Task details: Find every line in the items below that contains the word "None", matching case, and copy each one.

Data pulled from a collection
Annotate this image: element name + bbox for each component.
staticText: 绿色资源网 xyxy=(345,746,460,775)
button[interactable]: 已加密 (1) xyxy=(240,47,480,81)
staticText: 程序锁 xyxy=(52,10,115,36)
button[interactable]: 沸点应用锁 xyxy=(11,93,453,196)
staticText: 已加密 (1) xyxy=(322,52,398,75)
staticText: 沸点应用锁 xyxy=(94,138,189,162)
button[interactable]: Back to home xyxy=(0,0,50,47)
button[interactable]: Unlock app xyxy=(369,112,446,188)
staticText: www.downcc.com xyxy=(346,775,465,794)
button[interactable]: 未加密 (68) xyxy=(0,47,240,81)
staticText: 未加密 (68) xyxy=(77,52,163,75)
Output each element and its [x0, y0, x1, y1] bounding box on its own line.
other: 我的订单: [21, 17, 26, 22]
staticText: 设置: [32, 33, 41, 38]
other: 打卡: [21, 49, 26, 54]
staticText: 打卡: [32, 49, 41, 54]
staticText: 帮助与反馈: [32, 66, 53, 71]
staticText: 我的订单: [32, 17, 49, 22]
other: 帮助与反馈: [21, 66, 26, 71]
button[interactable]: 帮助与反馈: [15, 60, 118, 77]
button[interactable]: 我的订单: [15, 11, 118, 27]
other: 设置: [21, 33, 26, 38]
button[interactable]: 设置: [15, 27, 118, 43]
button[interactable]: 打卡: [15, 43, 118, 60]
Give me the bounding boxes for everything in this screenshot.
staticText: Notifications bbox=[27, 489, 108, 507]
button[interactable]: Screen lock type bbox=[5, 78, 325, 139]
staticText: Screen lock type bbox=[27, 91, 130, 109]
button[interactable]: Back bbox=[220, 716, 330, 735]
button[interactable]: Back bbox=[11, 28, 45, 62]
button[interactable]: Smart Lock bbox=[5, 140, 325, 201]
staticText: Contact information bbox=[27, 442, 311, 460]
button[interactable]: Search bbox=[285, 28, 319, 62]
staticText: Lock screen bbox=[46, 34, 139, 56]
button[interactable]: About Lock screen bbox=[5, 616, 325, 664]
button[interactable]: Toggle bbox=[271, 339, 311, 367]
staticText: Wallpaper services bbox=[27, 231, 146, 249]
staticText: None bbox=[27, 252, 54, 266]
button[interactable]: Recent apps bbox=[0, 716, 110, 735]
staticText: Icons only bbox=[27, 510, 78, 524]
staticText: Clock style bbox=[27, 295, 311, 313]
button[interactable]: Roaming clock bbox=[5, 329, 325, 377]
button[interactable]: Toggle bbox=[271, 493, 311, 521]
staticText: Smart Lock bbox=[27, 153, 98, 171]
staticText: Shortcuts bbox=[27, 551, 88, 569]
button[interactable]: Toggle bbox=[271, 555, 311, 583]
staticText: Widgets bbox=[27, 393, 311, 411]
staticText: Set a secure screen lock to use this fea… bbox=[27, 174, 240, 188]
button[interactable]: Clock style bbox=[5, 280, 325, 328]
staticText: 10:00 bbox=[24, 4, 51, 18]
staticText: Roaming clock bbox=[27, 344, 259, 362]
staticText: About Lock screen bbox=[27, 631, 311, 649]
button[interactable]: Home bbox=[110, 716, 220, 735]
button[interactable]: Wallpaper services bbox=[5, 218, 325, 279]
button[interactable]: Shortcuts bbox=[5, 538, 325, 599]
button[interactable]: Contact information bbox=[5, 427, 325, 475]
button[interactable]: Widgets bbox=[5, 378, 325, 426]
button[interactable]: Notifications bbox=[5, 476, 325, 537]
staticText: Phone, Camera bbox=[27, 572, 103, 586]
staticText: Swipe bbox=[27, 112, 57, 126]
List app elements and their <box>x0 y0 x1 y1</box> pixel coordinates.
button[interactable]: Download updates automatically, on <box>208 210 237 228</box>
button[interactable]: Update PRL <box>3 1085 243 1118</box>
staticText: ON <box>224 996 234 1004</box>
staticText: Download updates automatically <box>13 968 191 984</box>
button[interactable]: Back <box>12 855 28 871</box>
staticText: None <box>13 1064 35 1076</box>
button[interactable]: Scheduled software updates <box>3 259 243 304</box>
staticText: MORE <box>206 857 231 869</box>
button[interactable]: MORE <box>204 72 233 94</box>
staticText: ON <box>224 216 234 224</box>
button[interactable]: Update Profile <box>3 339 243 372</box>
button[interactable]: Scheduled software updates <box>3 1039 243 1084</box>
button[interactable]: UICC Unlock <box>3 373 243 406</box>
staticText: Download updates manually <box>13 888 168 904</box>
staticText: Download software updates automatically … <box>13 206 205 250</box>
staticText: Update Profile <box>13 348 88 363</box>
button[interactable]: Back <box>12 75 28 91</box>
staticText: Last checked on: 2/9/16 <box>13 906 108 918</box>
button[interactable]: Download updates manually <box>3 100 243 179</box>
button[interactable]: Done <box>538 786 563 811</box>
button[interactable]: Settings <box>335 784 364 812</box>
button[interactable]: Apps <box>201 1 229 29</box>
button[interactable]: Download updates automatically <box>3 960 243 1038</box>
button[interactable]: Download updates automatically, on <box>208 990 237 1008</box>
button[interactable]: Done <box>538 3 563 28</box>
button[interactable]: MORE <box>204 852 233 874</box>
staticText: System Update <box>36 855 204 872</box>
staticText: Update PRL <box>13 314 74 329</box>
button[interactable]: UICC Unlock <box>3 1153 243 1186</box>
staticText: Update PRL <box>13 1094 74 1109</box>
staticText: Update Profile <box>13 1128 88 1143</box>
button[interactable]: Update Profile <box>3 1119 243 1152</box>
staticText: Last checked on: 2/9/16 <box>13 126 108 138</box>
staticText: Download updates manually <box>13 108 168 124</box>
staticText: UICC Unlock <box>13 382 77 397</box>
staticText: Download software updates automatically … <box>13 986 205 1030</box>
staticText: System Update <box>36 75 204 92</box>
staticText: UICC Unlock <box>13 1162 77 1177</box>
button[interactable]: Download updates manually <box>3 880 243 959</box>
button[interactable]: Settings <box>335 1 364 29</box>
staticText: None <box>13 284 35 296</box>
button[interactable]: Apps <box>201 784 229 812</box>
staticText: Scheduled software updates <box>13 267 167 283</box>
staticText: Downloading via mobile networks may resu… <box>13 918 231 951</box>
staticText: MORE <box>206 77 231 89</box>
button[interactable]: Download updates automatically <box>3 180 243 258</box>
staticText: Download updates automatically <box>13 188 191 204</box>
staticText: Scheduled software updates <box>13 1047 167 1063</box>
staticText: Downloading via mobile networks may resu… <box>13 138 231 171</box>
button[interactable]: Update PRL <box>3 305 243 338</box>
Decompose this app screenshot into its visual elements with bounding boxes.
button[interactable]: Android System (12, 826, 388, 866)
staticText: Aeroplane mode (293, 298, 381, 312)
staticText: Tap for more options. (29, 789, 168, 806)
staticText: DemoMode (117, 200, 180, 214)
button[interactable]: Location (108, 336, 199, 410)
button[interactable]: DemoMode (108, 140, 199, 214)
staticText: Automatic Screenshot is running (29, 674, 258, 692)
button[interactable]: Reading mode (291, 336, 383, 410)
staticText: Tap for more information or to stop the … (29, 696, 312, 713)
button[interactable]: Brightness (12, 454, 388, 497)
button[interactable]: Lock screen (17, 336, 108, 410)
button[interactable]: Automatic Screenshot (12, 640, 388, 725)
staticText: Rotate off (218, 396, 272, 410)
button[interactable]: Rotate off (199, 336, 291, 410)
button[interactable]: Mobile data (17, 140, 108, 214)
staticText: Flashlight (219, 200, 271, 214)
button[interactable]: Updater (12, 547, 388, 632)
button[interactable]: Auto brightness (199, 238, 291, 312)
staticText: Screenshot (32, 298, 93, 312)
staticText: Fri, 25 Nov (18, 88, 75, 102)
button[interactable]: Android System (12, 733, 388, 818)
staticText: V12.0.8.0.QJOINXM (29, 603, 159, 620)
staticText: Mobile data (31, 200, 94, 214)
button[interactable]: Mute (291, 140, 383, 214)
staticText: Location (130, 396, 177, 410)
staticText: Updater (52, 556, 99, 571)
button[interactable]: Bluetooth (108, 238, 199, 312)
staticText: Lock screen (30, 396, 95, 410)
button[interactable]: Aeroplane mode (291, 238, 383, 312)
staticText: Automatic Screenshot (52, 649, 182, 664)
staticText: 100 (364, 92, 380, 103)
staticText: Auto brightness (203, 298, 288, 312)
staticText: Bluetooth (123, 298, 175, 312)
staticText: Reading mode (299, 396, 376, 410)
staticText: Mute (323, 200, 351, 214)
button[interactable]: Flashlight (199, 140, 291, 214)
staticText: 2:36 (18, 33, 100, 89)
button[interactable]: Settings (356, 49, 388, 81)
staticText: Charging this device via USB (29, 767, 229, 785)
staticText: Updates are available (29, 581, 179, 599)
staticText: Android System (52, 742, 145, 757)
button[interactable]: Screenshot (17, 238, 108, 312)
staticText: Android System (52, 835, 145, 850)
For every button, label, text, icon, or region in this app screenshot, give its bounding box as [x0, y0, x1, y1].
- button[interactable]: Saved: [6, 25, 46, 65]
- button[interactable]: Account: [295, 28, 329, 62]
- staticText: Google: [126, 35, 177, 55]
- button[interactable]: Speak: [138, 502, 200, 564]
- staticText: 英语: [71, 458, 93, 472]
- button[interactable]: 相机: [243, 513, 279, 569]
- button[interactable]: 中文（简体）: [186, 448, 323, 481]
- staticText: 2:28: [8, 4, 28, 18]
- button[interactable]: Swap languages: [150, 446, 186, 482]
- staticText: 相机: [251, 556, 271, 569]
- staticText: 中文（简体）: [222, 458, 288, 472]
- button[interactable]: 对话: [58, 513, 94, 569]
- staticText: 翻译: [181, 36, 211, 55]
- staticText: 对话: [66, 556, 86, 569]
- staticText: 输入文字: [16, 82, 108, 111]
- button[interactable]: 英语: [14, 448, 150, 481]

Solution below:
staticText: None bbox=[27, 252, 54, 266]
staticText: None <box>13 1064 35 1076</box>
staticText: None <box>13 284 35 296</box>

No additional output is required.